### Records that describe figures
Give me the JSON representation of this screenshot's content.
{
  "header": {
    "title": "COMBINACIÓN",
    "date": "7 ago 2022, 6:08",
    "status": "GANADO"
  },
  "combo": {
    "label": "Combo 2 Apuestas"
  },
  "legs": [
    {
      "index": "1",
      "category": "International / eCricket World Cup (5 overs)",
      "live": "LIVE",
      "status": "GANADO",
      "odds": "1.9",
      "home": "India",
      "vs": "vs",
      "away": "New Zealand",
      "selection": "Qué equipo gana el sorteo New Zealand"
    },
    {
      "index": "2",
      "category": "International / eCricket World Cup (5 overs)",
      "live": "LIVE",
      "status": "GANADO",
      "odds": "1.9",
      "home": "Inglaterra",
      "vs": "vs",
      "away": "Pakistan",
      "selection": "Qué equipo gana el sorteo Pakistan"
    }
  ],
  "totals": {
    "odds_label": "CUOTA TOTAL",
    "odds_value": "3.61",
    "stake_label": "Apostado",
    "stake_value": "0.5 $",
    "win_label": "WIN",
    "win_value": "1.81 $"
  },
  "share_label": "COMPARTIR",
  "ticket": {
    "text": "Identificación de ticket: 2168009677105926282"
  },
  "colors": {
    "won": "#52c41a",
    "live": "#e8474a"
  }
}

### WORK TO DO
Copy out all of the records shown above exactly.

### OUTPUT OF THE TASK
Give me the JSON representation of this screenshot's content.
{
  "header": {
    "title": "COMBINACIÓN",
    "date": "7 ago 2022, 6:08",
    "status": "GANADO"
  },
  "combo": {
    "label": "Combo 2 Apuestas"
  },
  "legs": [
    {
      "index": "1",
      "category": "International / eCricket World Cup (5 overs)",
      "live": "LIVE",
      "status": "GANADO",
      "odds": "1.9",
      "home": "India",
      "vs": "vs",
      "away": "New Zealand",
      "selection": "Qué equipo gana el sorteo New Zealand"
    },
    {
      "index": "2",
      "category": "International / eCricket World Cup (5 overs)",
      "live": "LIVE",
      "status": "GANADO",
      "odds": "1.9",
      "home": "Inglaterra",
      "vs": "vs",
      "away": "Pakistan",
      "selection": "Qué equipo gana el sorteo Pakistan"
    }
  ],
  "totals": {
    "odds_label": "CUOTA TOTAL",
    "odds_value": "3.61",
    "stake_label": "Apostado",
    "stake_value": "0.5 $",
    "win_label": "WIN",
    "win_value": "1.81 $"
  },
  "share_label": "COMPARTIR",
  "ticket": {
    "text": "Identificación de ticket: 2168009677105926282"
  },
  "colors": {
    "won": "#52c41a",
    "live": "#e8474a"
  }
}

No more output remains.